Stored records.
____
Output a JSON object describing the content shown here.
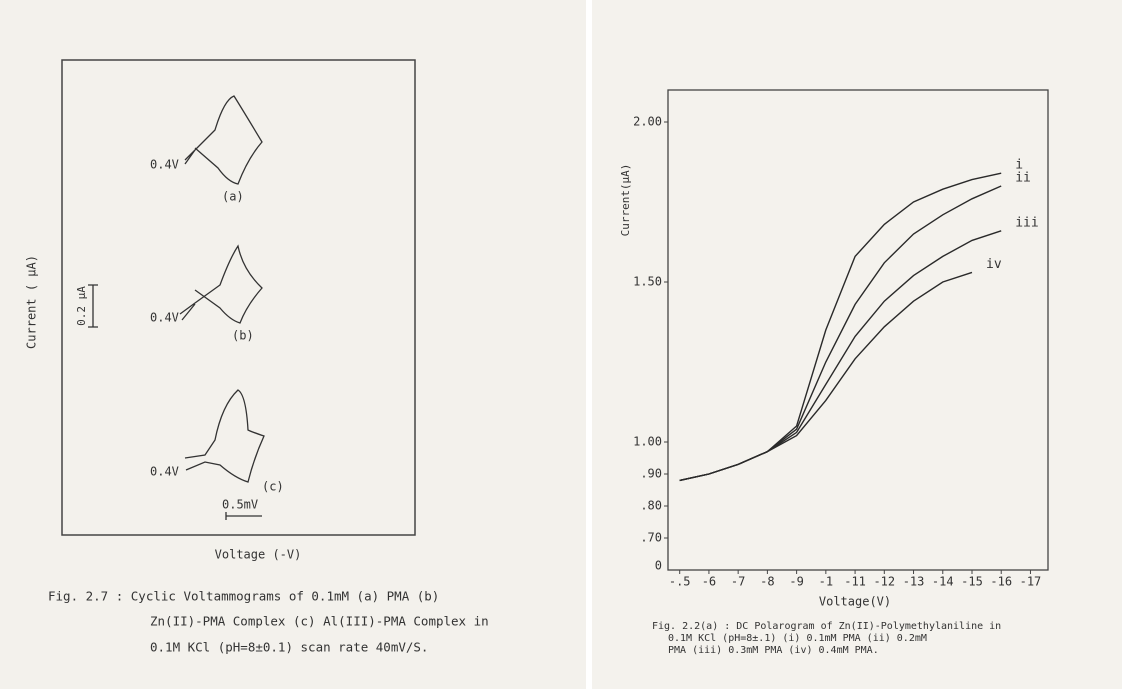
{
  "cv_figure": {
    "y_label": "Current ( µA)",
    "x_label": "Voltage (-V)",
    "current_scale": "0.2 µA",
    "voltage_scale": "0.5mV",
    "curves": [
      {
        "potential": "0.4V",
        "label": "(a)"
      },
      {
        "potential": "0.4V",
        "label": "(b)"
      },
      {
        "potential": "0.4V",
        "label": "(c)"
      }
    ],
    "caption": [
      "Fig. 2.7 : Cyclic Voltammograms of 0.1mM (a) PMA (b)",
      "Zn(II)-PMA Complex (c) Al(III)-PMA Complex in",
      "0.1M KCl (pH=8±0.1) scan rate 40mV/S."
    ]
  },
  "chart_data": {
    "type": "line",
    "y_label": "Current(µA)",
    "x_label": "Voltage(V)",
    "caption": [
      "Fig. 2.2(a) : DC Polarogram of Zn(II)-Polymethylaniline in",
      "0.1M KCl (pH=8±.1) (i) 0.1mM PMA (ii) 0.2mM",
      "PMA (iii) 0.3mM PMA (iv) 0.4mM PMA."
    ],
    "x": [
      -0.5,
      -0.6,
      -0.7,
      -0.8,
      -0.9,
      -1.0,
      -1.1,
      -1.2,
      -1.3,
      -1.4,
      -1.5,
      -1.6
    ],
    "xlim": [
      -0.46,
      -1.76
    ],
    "xticks": [
      {
        "value": -0.5,
        "label": "-.5"
      },
      {
        "value": -0.6,
        "label": "-6"
      },
      {
        "value": -0.7,
        "label": "-7"
      },
      {
        "value": -0.8,
        "label": "-8"
      },
      {
        "value": -0.9,
        "label": "-9"
      },
      -1,
      {
        "value": -1.1,
        "label": "-11"
      },
      {
        "value": -1.2,
        "label": "-12"
      },
      {
        "value": -1.3,
        "label": "-13"
      },
      {
        "value": -1.4,
        "label": "-14"
      },
      {
        "value": -1.5,
        "label": "-15"
      },
      {
        "value": -1.6,
        "label": "-16"
      },
      {
        "value": -1.7,
        "label": "-17"
      }
    ],
    "ylim": [
      0.6,
      2.1
    ],
    "yticks": [
      {
        "value": 2,
        "label": "2.00"
      },
      {
        "value": 1.5,
        "label": "1.50"
      },
      {
        "value": 1,
        "label": "1.00"
      },
      {
        "value": 0.9,
        "label": ".90"
      },
      {
        "value": 0.8,
        "label": ".80"
      },
      {
        "value": 0.7,
        "label": ".70"
      }
    ],
    "y_axis_origin": "0",
    "grid": false,
    "series": [
      {
        "name": "i",
        "color": "#2a2a2a",
        "values": [
          0.88,
          0.9,
          0.93,
          0.97,
          1.05,
          1.35,
          1.58,
          1.68,
          1.75,
          1.79,
          1.82,
          1.84
        ]
      },
      {
        "name": "ii",
        "color": "#2a2a2a",
        "values": [
          0.88,
          0.9,
          0.93,
          0.97,
          1.04,
          1.25,
          1.43,
          1.56,
          1.65,
          1.71,
          1.76,
          1.8
        ]
      },
      {
        "name": "iii",
        "color": "#2a2a2a",
        "values": [
          0.88,
          0.9,
          0.93,
          0.97,
          1.03,
          1.18,
          1.33,
          1.44,
          1.52,
          1.58,
          1.63,
          1.66
        ]
      },
      {
        "name": "iv",
        "color": "#2a2a2a",
        "values": [
          0.88,
          0.9,
          0.93,
          0.97,
          1.02,
          1.13,
          1.26,
          1.36,
          1.44,
          1.5,
          1.53,
          null
        ]
      }
    ]
  }
}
____
Task. Exclude every picture and copy the remaining data exactly.

Correct result.
Output a JSON object describing the content shown here.
{
  "cv_figure": {
    "y_label": "Current ( µA)",
    "x_label": "Voltage (-V)",
    "current_scale": "0.2 µA",
    "voltage_scale": "0.5mV",
    "curves": [
      {
        "potential": "0.4V",
        "label": "(a)"
      },
      {
        "potential": "0.4V",
        "label": "(b)"
      },
      {
        "potential": "0.4V",
        "label": "(c)"
      }
    ],
    "caption": [
      "Fig. 2.7 : Cyclic Voltammograms of 0.1mM (a) PMA (b)",
      "Zn(II)-PMA Complex (c) Al(III)-PMA Complex in",
      "0.1M KCl (pH=8±0.1) scan rate 40mV/S."
    ]
  },
  "chart_data": {
    "type": "line",
    "y_label": "Current(µA)",
    "x_label": "Voltage(V)",
    "caption": [
      "Fig. 2.2(a) : DC Polarogram of Zn(II)-Polymethylaniline in",
      "0.1M KCl (pH=8±.1) (i) 0.1mM PMA (ii) 0.2mM",
      "PMA (iii) 0.3mM PMA (iv) 0.4mM PMA."
    ],
    "x": [
      -0.5,
      -0.6,
      -0.7,
      -0.8,
      -0.9,
      -1.0,
      -1.1,
      -1.2,
      -1.3,
      -1.4,
      -1.5,
      -1.6
    ],
    "xlim": [
      -0.46,
      -1.76
    ],
    "xticks": [
      {
        "value": -0.5,
        "label": "-.5"
      },
      {
        "value": -0.6,
        "label": "-6"
      },
      {
        "value": -0.7,
        "label": "-7"
      },
      {
        "value": -0.8,
        "label": "-8"
      },
      {
        "value": -0.9,
        "label": "-9"
      },
      -1,
      {
        "value": -1.1,
        "label": "-11"
      },
      {
        "value": -1.2,
        "label": "-12"
      },
      {
        "value": -1.3,
        "label": "-13"
      },
      {
        "value": -1.4,
        "label": "-14"
      },
      {
        "value": -1.5,
        "label": "-15"
      },
      {
        "value": -1.6,
        "label": "-16"
      },
      {
        "value": -1.7,
        "label": "-17"
      }
    ],
    "ylim": [
      0.6,
      2.1
    ],
    "yticks": [
      {
        "value": 2,
        "label": "2.00"
      },
      {
        "value": 1.5,
        "label": "1.50"
      },
      {
        "value": 1,
        "label": "1.00"
      },
      {
        "value": 0.9,
        "label": ".90"
      },
      {
        "value": 0.8,
        "label": ".80"
      },
      {
        "value": 0.7,
        "label": ".70"
      }
    ],
    "y_axis_origin": "0",
    "grid": false,
    "series": [
      {
        "name": "i",
        "color": "#2a2a2a",
        "values": [
          0.88,
          0.9,
          0.93,
          0.97,
          1.05,
          1.35,
          1.58,
          1.68,
          1.75,
          1.79,
          1.82,
          1.84
        ]
      },
      {
        "name": "ii",
        "color": "#2a2a2a",
        "values": [
          0.88,
          0.9,
          0.93,
          0.97,
          1.04,
          1.25,
          1.43,
          1.56,
          1.65,
          1.71,
          1.76,
          1.8
        ]
      },
      {
        "name": "iii",
        "color": "#2a2a2a",
        "values": [
          0.88,
          0.9,
          0.93,
          0.97,
          1.03,
          1.18,
          1.33,
          1.44,
          1.52,
          1.58,
          1.63,
          1.66
        ]
      },
      {
        "name": "iv",
        "color": "#2a2a2a",
        "values": [
          0.88,
          0.9,
          0.93,
          0.97,
          1.02,
          1.13,
          1.26,
          1.36,
          1.44,
          1.5,
          1.53,
          null
        ]
      }
    ]
  }
}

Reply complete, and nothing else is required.